■ STATED EXERCISE: Please print the full listing exactly.

■ INPUT DATA:

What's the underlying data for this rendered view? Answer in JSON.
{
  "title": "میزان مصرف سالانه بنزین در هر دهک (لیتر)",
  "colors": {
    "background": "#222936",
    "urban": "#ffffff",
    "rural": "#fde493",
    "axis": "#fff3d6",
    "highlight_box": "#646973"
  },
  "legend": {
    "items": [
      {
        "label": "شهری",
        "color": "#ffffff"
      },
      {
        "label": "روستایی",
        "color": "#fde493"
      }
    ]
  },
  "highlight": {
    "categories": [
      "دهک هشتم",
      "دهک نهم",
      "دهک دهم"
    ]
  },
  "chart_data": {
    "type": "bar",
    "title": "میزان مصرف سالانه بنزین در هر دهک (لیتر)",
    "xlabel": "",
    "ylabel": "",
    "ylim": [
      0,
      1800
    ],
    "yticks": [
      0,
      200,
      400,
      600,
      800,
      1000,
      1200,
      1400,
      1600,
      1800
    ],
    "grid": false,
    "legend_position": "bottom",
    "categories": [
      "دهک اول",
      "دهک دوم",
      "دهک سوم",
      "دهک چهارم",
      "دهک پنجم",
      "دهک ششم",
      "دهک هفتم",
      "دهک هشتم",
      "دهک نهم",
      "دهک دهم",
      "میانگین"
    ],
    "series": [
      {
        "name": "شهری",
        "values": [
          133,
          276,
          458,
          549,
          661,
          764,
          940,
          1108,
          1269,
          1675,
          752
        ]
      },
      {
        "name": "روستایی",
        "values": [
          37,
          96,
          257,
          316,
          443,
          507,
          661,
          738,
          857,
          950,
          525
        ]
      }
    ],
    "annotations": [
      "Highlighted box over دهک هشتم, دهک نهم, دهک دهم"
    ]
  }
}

■ WRITTEN REPLY:
What's the underlying data for this rendered view? Answer in JSON.
{
  "title": "میزان مصرف سالانه بنزین در هر دهک (لیتر)",
  "colors": {
    "background": "#222936",
    "urban": "#ffffff",
    "rural": "#fde493",
    "axis": "#fff3d6",
    "highlight_box": "#646973"
  },
  "legend": {
    "items": [
      {
        "label": "شهری",
        "color": "#ffffff"
      },
      {
        "label": "روستایی",
        "color": "#fde493"
      }
    ]
  },
  "highlight": {
    "categories": [
      "دهک هشتم",
      "دهک نهم",
      "دهک دهم"
    ]
  },
  "chart_data": {
    "type": "bar",
    "title": "میزان مصرف سالانه بنزین در هر دهک (لیتر)",
    "xlabel": "",
    "ylabel": "",
    "ylim": [
      0,
      1800
    ],
    "yticks": [
      0,
      200,
      400,
      600,
      800,
      1000,
      1200,
      1400,
      1600,
      1800
    ],
    "grid": false,
    "legend_position": "bottom",
    "categories": [
      "دهک اول",
      "دهک دوم",
      "دهک سوم",
      "دهک چهارم",
      "دهک پنجم",
      "دهک ششم",
      "دهک هفتم",
      "دهک هشتم",
      "دهک نهم",
      "دهک دهم",
      "میانگین"
    ],
    "series": [
      {
        "name": "شهری",
        "values": [
          133,
          276,
          458,
          549,
          661,
          764,
          940,
          1108,
          1269,
          1675,
          752
        ]
      },
      {
        "name": "روستایی",
        "values": [
          37,
          96,
          257,
          316,
          443,
          507,
          661,
          738,
          857,
          950,
          525
        ]
      }
    ],
    "annotations": [
      "Highlighted box over دهک هشتم, دهک نهم, دهک دهم"
    ]
  }
}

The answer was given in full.